Description of the task: Copy out every line that contains "Прил".

Recorded information:

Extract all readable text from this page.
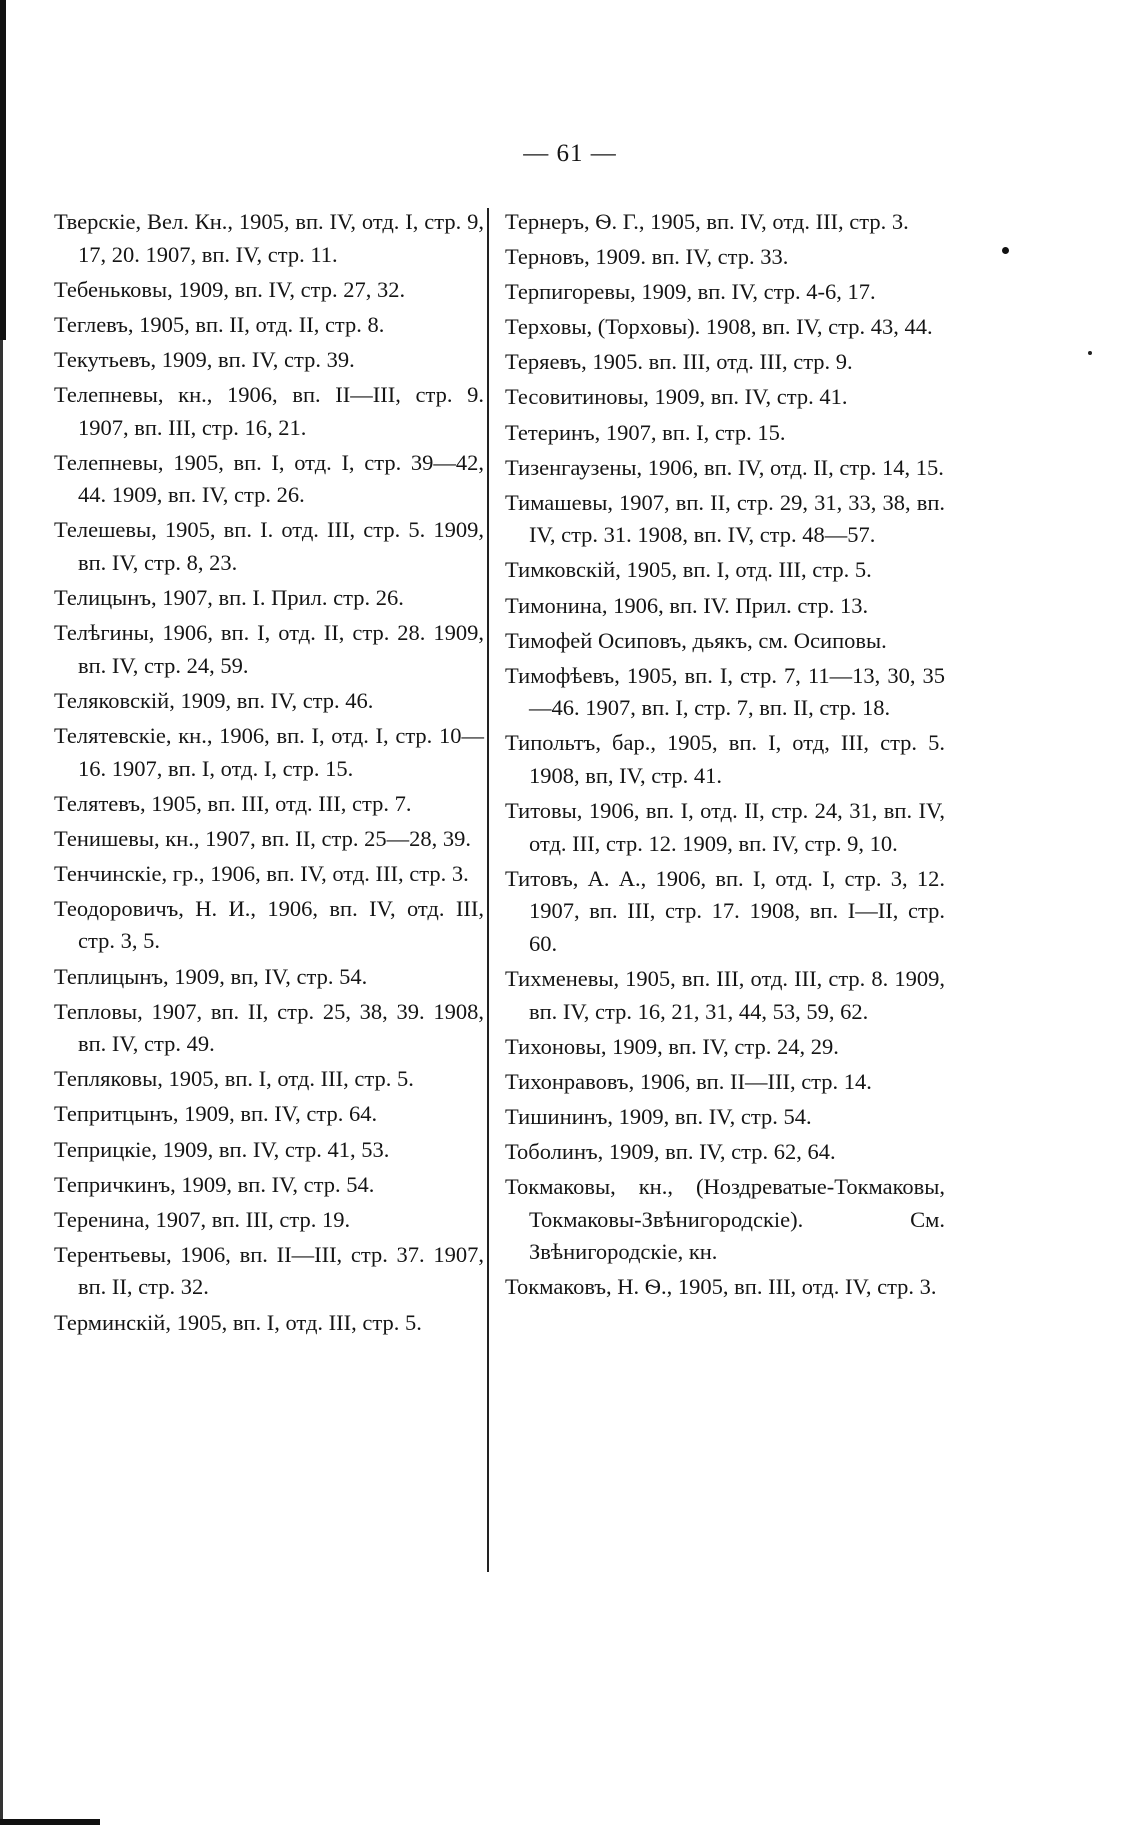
— 61 —

Тверскіе, Вел. Кн., 1905, вп. IV, отд. I, стр. 9, 17, 20. 1907, вп. IV, стр. 11.

Тебеньковы, 1909, вп. IV, стр. 27, 32.

Теглевъ, 1905, вп. II, отд. II, стр. 8.

Текутьевъ, 1909, вп. IV, стр. 39.

Телепневы, кн., 1906, вп. II—III, стр. 9. 1907, вп. III, стр. 16, 21.

Телепневы, 1905, вп. I, отд. I, стр. 39—42, 44. 1909, вп. IV, стр. 26.

Телешевы, 1905, вп. I. отд. III, стр. 5. 1909, вп. IV, стр. 8, 23.

Телицынъ, 1907, вп. I. Прил. стр. 26.

Телѣгины, 1906, вп. I, отд. II, стр. 28. 1909, вп. IV, стр. 24, 59.

Теляковскій, 1909, вп. IV, стр. 46.

Телятевскіе, кн., 1906, вп. I, отд. I, стр. 10—16. 1907, вп. I, отд. I, стр. 15.

Телятевъ, 1905, вп. III, отд. III, стр. 7.

Тенишевы, кн., 1907, вп. II, стр. 25—28, 39.

Тенчинскіе, гр., 1906, вп. IV, отд. III, стр. 3.

Теодоровичъ, Н. И., 1906, вп. IV, отд. III, стр. 3, 5.

Теплицынъ, 1909, вп, IV, стр. 54.

Тепловы, 1907, вп. II, стр. 25, 38, 39. 1908, вп. IV, стр. 49.

Тепляковы, 1905, вп. I, отд. III, стр. 5.

Тепритцынъ, 1909, вп. IV, стр. 64.

Теприцкіе, 1909, вп. IV, стр. 41, 53.

Тепричкинъ, 1909, вп. IV, стр. 54.

Теренина, 1907, вп. III, стр. 19.

Терентьевы, 1906, вп. II—III, стр. 37. 1907, вп. II, стр. 32.

Терминскій, 1905, вп. I, отд. III, стр. 5.

Тернеръ, Ѳ. Г., 1905, вп. IV, отд. III, стр. 3.

Терновъ, 1909. вп. IV, стр. 33.

Терпигоревы, 1909, вп. IV, стр. 4-6, 17.

Терховы, (Торховы). 1908, вп. IV, стр. 43, 44.

Теряевъ, 1905. вп. III, отд. III, стр. 9.

Тесовитиновы, 1909, вп. IV, стр. 41.

Тетеринъ, 1907, вп. I, стр. 15.

Тизенгаузены, 1906, вп. IV, отд. II, стр. 14, 15.

Тимашевы, 1907, вп. II, стр. 29, 31, 33, 38, вп. IV, стр. 31. 1908, вп. IV, стр. 48—57.

Тимковскій, 1905, вп. I, отд. III, стр. 5.

Тимонина, 1906, вп. IV. Прил. стр. 13.

Тимофей Осиповъ, дьякъ, см. Осиповы.

Тимофѣевъ, 1905, вп. I, стр. 7, 11—13, 30, 35—46. 1907, вп. I, стр. 7, вп. II, стр. 18.

Типольтъ, бар., 1905, вп. I, отд, III, стр. 5. 1908, вп, IV, стр. 41.

Титовы, 1906, вп. I, отд. II, стр. 24, 31, вп. IV, отд. III, стр. 12. 1909, вп. IV, стр. 9, 10.

Титовъ, А. А., 1906, вп. I, отд. I, стр. 3, 12. 1907, вп. III, стр. 17. 1908, вп. I—II, стр. 60.

Тихменевы, 1905, вп. III, отд. III, стр. 8. 1909, вп. IV, стр. 16, 21, 31, 44, 53, 59, 62.

Тихоновы, 1909, вп. IV, стр. 24, 29.

Тихонравовъ, 1906, вп. II—III, стр. 14.

Тишининъ, 1909, вп. IV, стр. 54.

Тоболинъ, 1909, вп. IV, стр. 62, 64.

Токмаковы, кн., (Ноздреватые-Токмаковы, Токмаковы-Звѣнигородскіе). См. Звѣнигородскіе, кн.

Токмаковъ, Н. Ѳ., 1905, вп. III, отд. IV, стр. 3.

Solution to this task:
Телицынъ, 1907, вп. I. Прил. стр. 26.
Тимонина, 1906, вп. IV. Прил. стр. 13.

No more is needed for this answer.